------ Exercise data
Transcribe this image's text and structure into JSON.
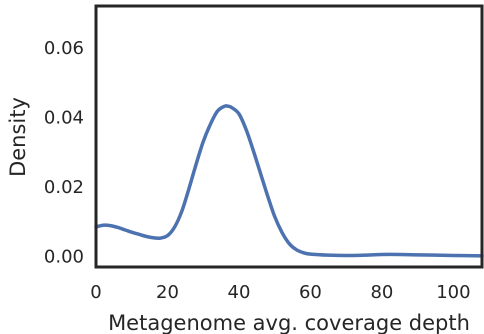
{
  "chart_data": {
    "type": "line",
    "title": "",
    "xlabel": "Metagenome avg. coverage depth",
    "ylabel": "Density",
    "xlim": [
      0,
      108
    ],
    "ylim": [
      -0.003,
      0.072
    ],
    "xticks": [
      0,
      20,
      40,
      60,
      80,
      100
    ],
    "yticks": [
      0.0,
      0.02,
      0.04,
      0.06
    ],
    "xtick_labels": [
      "0",
      "20",
      "40",
      "60",
      "80",
      "100"
    ],
    "ytick_labels": [
      "0.00",
      "0.02",
      "0.04",
      "0.06"
    ],
    "grid": false,
    "line_color": "#4c72b0",
    "series": [
      {
        "x": [
          0,
          2,
          4,
          6,
          8,
          10,
          12,
          14,
          16,
          18,
          20,
          22,
          24,
          26,
          28,
          30,
          32,
          34,
          36,
          37,
          38,
          40,
          42,
          44,
          46,
          48,
          50,
          52,
          54,
          56,
          58,
          60,
          65,
          70,
          75,
          80,
          85,
          90,
          95,
          100,
          108
        ],
        "y": [
          0.0085,
          0.009,
          0.0089,
          0.0084,
          0.0077,
          0.007,
          0.0064,
          0.0058,
          0.0054,
          0.0053,
          0.006,
          0.0085,
          0.013,
          0.0195,
          0.0265,
          0.033,
          0.038,
          0.0418,
          0.0432,
          0.0432,
          0.0428,
          0.041,
          0.0365,
          0.0305,
          0.024,
          0.0175,
          0.0115,
          0.007,
          0.0038,
          0.002,
          0.0011,
          0.0007,
          0.0004,
          0.0003,
          0.0004,
          0.0006,
          0.0006,
          0.0005,
          0.0004,
          0.0003,
          0.0002
        ]
      }
    ]
  }
}
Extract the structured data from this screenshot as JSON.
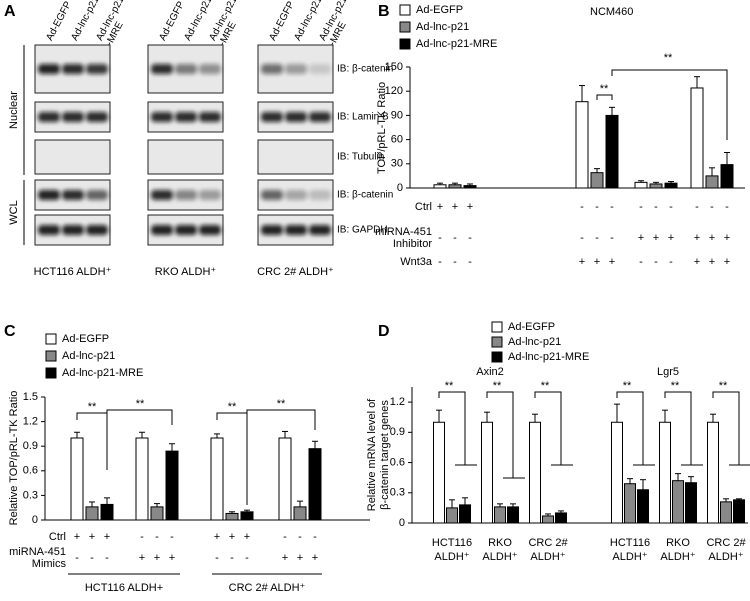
{
  "panel_labels": [
    "A",
    "B",
    "C",
    "D"
  ],
  "blot": {
    "lanes": [
      [
        "Ad-EGFP"
      ],
      [
        "Ad-lnc-p21"
      ],
      [
        "Ad-lnc-p21",
        "-MRE"
      ]
    ],
    "row_groups": [
      "Nuclear",
      "WCL"
    ],
    "rows": [
      "IB: β-catenin",
      "IB: Lamin B",
      "IB: Tubulin",
      "IB: β-catenin",
      "IB: GAPDH"
    ],
    "cell_lines": [
      "HCT116 ALDH⁺",
      "RKO ALDH⁺",
      "CRC 2# ALDH⁺"
    ]
  },
  "chart_data": [
    {
      "type": "bar",
      "title": "NCM460",
      "y_label": "TOP/pRL-TK Ratio",
      "categories": [
        null,
        null,
        null,
        null
      ],
      "series": [
        {
          "name": "Ad-EGFP",
          "color": "#ffffff",
          "values": [
            4,
            107,
            7,
            124
          ],
          "errors": [
            2,
            20,
            2,
            14
          ]
        },
        {
          "name": "Ad-lnc-p21",
          "color": "#888888",
          "values": [
            4,
            19,
            5,
            15
          ],
          "errors": [
            2,
            5,
            2,
            10
          ]
        },
        {
          "name": "Ad-lnc-p21-MRE",
          "color": "#000000",
          "values": [
            3,
            90,
            6,
            29
          ],
          "errors": [
            2,
            10,
            2,
            15
          ]
        }
      ],
      "ylim": [
        0,
        150
      ],
      "yticks": [
        0,
        30,
        60,
        90,
        120,
        150
      ],
      "treatments": [
        {
          "label": "Ctrl",
          "signs": [
            "+",
            "+",
            "+",
            "-",
            "-",
            "-",
            "-",
            "-",
            "-",
            "-",
            "-",
            "-"
          ]
        },
        {
          "label": [
            "miRNA-451",
            "Inhibitor"
          ],
          "signs": [
            "-",
            "-",
            "-",
            "-",
            "-",
            "-",
            "+",
            "+",
            "+",
            "+",
            "+",
            "+"
          ]
        },
        {
          "label": "Wnt3a",
          "signs": [
            "-",
            "-",
            "-",
            "+",
            "+",
            "+",
            "-",
            "-",
            "-",
            "+",
            "+",
            "+"
          ]
        }
      ],
      "annotations": [
        "**",
        "**"
      ]
    },
    {
      "type": "bar",
      "y_label": "Relative TOP/pRL-TK Ratio",
      "categories": [
        null,
        null,
        null,
        null
      ],
      "series": [
        {
          "name": "Ad-EGFP",
          "color": "#ffffff",
          "values": [
            1.0,
            1.0,
            1.0,
            1.0
          ],
          "errors": [
            0.07,
            0.07,
            0.05,
            0.08
          ]
        },
        {
          "name": "Ad-lnc-p21",
          "color": "#888888",
          "values": [
            0.16,
            0.16,
            0.08,
            0.16
          ],
          "errors": [
            0.06,
            0.04,
            0.02,
            0.07
          ]
        },
        {
          "name": "Ad-lnc-p21-MRE",
          "color": "#000000",
          "values": [
            0.19,
            0.84,
            0.1,
            0.87
          ],
          "errors": [
            0.08,
            0.09,
            0.02,
            0.09
          ]
        }
      ],
      "ylim": [
        0,
        1.5
      ],
      "yticks": [
        0,
        0.3,
        0.6,
        0.9,
        1.2,
        1.5
      ],
      "treatments": [
        {
          "label": "Ctrl",
          "signs": [
            "+",
            "+",
            "+",
            "-",
            "-",
            "-",
            "+",
            "+",
            "+",
            "-",
            "-",
            "-"
          ]
        },
        {
          "label": [
            "miRNA-451",
            "Mimics"
          ],
          "signs": [
            "-",
            "-",
            "-",
            "+",
            "+",
            "+",
            "-",
            "-",
            "-",
            "+",
            "+",
            "+"
          ]
        }
      ],
      "groups": [
        "HCT116 ALDH+",
        "CRC 2# ALDH⁺"
      ],
      "annotations": [
        "**",
        "**",
        "**",
        "**"
      ]
    },
    {
      "type": "bar",
      "y_label": [
        "Relative mRNA level of",
        "β-catenin target genes"
      ],
      "categories": [
        [
          "HCT116",
          "ALDH⁺"
        ],
        [
          "RKO",
          "ALDH⁺"
        ],
        [
          "CRC 2#",
          "ALDH⁺"
        ],
        [
          "HCT116",
          "ALDH⁺"
        ],
        [
          "RKO",
          "ALDH⁺"
        ],
        [
          "CRC 2#",
          "ALDH⁺"
        ]
      ],
      "group_labels": [
        "Axin2",
        "Lgr5"
      ],
      "series": [
        {
          "name": "Ad-EGFP",
          "color": "#ffffff",
          "values": [
            1.0,
            1.0,
            1.0,
            1.0,
            1.0,
            1.0
          ],
          "errors": [
            0.12,
            0.1,
            0.08,
            0.18,
            0.12,
            0.08
          ]
        },
        {
          "name": "Ad-lnc-p21",
          "color": "#888888",
          "values": [
            0.15,
            0.16,
            0.07,
            0.39,
            0.42,
            0.21
          ],
          "errors": [
            0.08,
            0.03,
            0.02,
            0.05,
            0.07,
            0.03
          ]
        },
        {
          "name": "Ad-lnc-p21-MRE",
          "color": "#000000",
          "values": [
            0.18,
            0.16,
            0.1,
            0.33,
            0.4,
            0.23
          ],
          "errors": [
            0.07,
            0.03,
            0.02,
            0.1,
            0.06,
            0.01
          ]
        }
      ],
      "ylim": [
        0,
        1.35
      ],
      "yticks": [
        0,
        0.3,
        0.6,
        0.9,
        1.2
      ],
      "annotations": [
        "**",
        "**",
        "**",
        "**",
        "**",
        "**"
      ]
    }
  ]
}
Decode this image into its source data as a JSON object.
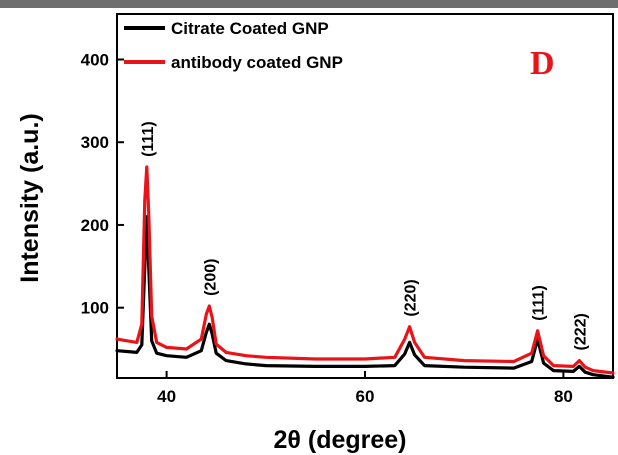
{
  "chart_data": {
    "type": "line",
    "panel_label": "D",
    "xlabel": "2θ (degree)",
    "ylabel": "Intensity (a.u.)",
    "xlim": [
      35,
      85
    ],
    "ylim": [
      15,
      455
    ],
    "xticks": [
      40,
      60,
      80
    ],
    "yticks": [
      100,
      200,
      300,
      400
    ],
    "grid": false,
    "legend_position": "top-left",
    "series": [
      {
        "name": "Citrate Coated GNP",
        "color": "#000000",
        "x": [
          35,
          36,
          37,
          37.5,
          37.8,
          38.0,
          38.2,
          38.5,
          39,
          40,
          42,
          43.5,
          44.0,
          44.3,
          44.6,
          45.0,
          46,
          48,
          50,
          55,
          60,
          63,
          64.0,
          64.5,
          65.0,
          66,
          70,
          75,
          76.8,
          77.4,
          78.0,
          79,
          81.0,
          81.6,
          82.2,
          83,
          85
        ],
        "y": [
          48,
          47,
          46,
          55,
          150,
          210,
          150,
          60,
          45,
          42,
          40,
          48,
          70,
          80,
          68,
          45,
          36,
          32,
          30,
          29,
          29,
          30,
          44,
          58,
          43,
          30,
          28,
          27,
          35,
          62,
          33,
          24,
          23,
          29,
          22,
          19,
          16
        ]
      },
      {
        "name": "antibody coated GNP",
        "color": "#e8141a",
        "x": [
          35,
          36,
          37,
          37.5,
          37.8,
          38.0,
          38.2,
          38.5,
          39,
          40,
          42,
          43.5,
          44.0,
          44.3,
          44.6,
          45.0,
          46,
          48,
          50,
          55,
          60,
          63,
          64.0,
          64.5,
          65.0,
          66,
          70,
          75,
          76.8,
          77.4,
          78.0,
          79,
          81.0,
          81.6,
          82.2,
          83,
          85
        ],
        "y": [
          62,
          60,
          58,
          80,
          230,
          270,
          215,
          90,
          58,
          52,
          50,
          62,
          92,
          102,
          88,
          56,
          46,
          42,
          40,
          38,
          38,
          40,
          62,
          77,
          58,
          40,
          36,
          35,
          45,
          72,
          42,
          30,
          29,
          36,
          28,
          24,
          21
        ]
      }
    ],
    "annotations": [
      {
        "text": "(111)",
        "x": 38.0,
        "y": 275
      },
      {
        "text": "(200)",
        "x": 44.3,
        "y": 107
      },
      {
        "text": "(220)",
        "x": 64.5,
        "y": 82
      },
      {
        "text": "(111)",
        "x": 77.4,
        "y": 77
      },
      {
        "text": "(222)",
        "x": 81.6,
        "y": 41
      }
    ]
  }
}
------------
Your instructions — Which lines above hold the string "JSON"? Please copy all of them.

Answer to this problem —
Transcribe this image's text and structure into JSON.
Extract the structured data from this screenshot as JSON.
Decode this image into its source data as a JSON object.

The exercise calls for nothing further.